• TASK DIRECTIONS
Gather all lines containing the string "girl" and copy them out.

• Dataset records
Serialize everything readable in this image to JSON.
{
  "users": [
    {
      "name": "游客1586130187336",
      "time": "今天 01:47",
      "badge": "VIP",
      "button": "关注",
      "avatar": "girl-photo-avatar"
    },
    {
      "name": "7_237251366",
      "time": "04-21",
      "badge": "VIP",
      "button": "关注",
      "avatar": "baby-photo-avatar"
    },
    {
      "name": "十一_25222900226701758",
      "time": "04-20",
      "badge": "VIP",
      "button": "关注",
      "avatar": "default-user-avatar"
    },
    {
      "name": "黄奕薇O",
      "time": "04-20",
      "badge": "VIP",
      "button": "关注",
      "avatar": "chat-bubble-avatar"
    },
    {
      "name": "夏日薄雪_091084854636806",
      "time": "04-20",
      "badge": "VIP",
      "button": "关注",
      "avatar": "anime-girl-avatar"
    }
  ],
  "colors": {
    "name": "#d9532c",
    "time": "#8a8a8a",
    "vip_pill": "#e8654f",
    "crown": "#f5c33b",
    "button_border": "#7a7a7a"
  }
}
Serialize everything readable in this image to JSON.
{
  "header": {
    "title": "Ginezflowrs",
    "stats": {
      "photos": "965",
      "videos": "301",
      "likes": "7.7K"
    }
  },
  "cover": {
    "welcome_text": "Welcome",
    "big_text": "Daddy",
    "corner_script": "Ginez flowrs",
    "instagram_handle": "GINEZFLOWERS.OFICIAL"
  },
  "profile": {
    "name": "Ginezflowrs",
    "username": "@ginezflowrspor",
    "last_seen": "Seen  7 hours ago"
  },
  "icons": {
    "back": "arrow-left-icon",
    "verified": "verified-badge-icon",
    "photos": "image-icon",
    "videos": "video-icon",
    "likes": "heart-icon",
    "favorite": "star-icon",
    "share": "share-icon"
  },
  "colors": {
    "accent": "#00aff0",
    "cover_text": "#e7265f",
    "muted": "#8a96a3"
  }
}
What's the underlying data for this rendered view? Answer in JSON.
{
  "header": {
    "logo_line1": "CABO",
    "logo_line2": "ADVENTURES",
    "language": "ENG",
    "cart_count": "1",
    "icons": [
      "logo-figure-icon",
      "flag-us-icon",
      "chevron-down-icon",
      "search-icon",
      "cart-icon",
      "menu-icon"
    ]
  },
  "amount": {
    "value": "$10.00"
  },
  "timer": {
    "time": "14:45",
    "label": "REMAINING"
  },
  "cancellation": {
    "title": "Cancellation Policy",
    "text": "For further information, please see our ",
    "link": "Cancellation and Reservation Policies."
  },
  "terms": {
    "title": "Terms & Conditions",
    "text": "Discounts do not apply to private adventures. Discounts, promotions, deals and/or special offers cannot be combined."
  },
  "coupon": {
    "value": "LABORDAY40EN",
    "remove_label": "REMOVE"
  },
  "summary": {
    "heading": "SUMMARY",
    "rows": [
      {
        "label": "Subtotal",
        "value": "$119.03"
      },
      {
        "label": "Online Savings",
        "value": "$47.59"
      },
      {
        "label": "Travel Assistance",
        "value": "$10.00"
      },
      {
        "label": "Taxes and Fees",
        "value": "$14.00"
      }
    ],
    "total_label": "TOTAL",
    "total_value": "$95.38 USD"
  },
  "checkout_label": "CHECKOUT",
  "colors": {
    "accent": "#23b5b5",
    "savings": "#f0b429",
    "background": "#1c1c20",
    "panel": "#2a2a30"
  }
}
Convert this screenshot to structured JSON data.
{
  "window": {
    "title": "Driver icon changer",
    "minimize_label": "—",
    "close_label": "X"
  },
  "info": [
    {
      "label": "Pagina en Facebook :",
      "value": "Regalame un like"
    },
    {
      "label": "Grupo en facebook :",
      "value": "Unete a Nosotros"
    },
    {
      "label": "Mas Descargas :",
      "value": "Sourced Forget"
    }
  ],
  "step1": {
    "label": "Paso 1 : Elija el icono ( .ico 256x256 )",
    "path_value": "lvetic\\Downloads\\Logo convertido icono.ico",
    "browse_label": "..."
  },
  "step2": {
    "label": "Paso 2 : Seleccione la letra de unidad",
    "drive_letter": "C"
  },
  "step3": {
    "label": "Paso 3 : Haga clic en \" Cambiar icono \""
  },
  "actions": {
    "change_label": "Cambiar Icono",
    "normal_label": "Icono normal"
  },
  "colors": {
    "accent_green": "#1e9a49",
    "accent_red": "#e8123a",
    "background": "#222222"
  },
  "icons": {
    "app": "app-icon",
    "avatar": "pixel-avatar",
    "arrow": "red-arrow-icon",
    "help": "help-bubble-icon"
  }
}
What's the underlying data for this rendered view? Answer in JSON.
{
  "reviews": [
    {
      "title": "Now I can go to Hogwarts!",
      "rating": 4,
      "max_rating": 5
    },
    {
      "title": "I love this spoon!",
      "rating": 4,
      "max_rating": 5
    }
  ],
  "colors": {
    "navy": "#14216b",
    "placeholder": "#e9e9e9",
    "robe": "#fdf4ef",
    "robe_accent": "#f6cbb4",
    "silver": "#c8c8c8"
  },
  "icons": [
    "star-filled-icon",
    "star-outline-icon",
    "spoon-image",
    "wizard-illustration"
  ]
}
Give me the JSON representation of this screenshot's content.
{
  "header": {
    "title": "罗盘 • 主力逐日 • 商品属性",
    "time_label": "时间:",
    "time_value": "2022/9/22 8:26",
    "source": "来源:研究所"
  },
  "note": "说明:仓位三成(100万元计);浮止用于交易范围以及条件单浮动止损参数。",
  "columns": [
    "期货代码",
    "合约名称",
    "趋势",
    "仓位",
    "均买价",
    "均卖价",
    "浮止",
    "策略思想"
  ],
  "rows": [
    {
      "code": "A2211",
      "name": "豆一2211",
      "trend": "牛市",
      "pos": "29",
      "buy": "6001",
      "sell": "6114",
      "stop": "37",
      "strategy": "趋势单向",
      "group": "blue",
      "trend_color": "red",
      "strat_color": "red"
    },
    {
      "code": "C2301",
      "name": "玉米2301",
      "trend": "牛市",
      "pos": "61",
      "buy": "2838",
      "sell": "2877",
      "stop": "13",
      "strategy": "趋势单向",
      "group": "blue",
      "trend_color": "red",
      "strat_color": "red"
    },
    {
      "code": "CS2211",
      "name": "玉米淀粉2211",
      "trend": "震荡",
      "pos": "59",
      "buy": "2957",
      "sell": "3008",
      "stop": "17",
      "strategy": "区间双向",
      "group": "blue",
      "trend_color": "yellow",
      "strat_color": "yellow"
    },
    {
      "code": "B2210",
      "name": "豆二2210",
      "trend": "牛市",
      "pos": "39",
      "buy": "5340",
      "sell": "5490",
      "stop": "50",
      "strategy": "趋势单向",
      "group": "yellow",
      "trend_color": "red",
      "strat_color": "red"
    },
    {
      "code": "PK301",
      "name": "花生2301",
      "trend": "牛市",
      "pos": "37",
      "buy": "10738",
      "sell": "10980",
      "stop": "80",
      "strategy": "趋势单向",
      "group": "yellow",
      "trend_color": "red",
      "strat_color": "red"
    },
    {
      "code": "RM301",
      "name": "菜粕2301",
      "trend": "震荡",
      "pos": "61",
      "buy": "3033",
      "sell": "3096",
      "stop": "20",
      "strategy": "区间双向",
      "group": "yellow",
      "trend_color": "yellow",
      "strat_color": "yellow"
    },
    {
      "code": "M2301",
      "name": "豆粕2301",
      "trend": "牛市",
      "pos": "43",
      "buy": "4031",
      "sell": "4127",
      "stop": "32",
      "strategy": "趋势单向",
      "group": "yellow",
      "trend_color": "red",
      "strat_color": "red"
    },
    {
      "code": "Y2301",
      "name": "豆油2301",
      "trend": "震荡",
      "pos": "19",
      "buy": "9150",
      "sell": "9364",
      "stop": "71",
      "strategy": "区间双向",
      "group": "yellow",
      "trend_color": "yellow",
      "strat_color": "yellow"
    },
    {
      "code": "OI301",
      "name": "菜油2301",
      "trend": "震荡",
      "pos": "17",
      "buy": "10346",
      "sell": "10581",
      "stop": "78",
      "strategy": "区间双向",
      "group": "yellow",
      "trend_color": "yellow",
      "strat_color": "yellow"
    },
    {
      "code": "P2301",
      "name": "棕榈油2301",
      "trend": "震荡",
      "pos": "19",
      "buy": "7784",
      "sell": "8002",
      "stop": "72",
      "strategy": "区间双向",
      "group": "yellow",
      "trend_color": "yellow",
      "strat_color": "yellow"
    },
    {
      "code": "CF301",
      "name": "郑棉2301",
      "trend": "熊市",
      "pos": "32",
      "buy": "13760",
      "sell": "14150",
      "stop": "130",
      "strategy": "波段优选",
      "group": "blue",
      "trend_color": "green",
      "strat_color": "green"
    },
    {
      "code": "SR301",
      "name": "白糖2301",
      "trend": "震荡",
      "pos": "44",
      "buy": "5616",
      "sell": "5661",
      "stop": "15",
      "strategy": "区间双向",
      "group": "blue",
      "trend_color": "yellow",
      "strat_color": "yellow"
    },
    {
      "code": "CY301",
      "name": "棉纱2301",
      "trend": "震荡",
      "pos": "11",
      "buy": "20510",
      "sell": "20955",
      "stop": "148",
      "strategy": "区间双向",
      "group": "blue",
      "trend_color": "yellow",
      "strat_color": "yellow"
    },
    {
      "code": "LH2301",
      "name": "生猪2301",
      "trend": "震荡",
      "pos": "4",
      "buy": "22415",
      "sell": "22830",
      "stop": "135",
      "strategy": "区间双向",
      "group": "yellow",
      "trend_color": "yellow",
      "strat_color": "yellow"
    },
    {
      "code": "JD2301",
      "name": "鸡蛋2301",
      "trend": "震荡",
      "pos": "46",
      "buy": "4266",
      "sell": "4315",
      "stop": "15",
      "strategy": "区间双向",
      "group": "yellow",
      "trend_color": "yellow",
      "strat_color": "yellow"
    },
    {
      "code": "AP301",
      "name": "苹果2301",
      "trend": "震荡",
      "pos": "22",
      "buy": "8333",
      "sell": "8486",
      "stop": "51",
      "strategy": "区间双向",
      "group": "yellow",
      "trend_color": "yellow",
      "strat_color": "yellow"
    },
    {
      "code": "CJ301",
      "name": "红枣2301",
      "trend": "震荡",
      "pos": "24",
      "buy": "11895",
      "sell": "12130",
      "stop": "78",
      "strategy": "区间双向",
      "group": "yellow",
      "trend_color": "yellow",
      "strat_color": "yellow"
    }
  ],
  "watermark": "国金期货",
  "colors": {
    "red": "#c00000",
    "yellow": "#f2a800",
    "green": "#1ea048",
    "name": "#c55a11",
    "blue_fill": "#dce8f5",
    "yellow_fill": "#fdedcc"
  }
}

• SOLVED EXERCISE
      "avatar": "girl-photo-avatar"
      "avatar": "anime-girl-avatar"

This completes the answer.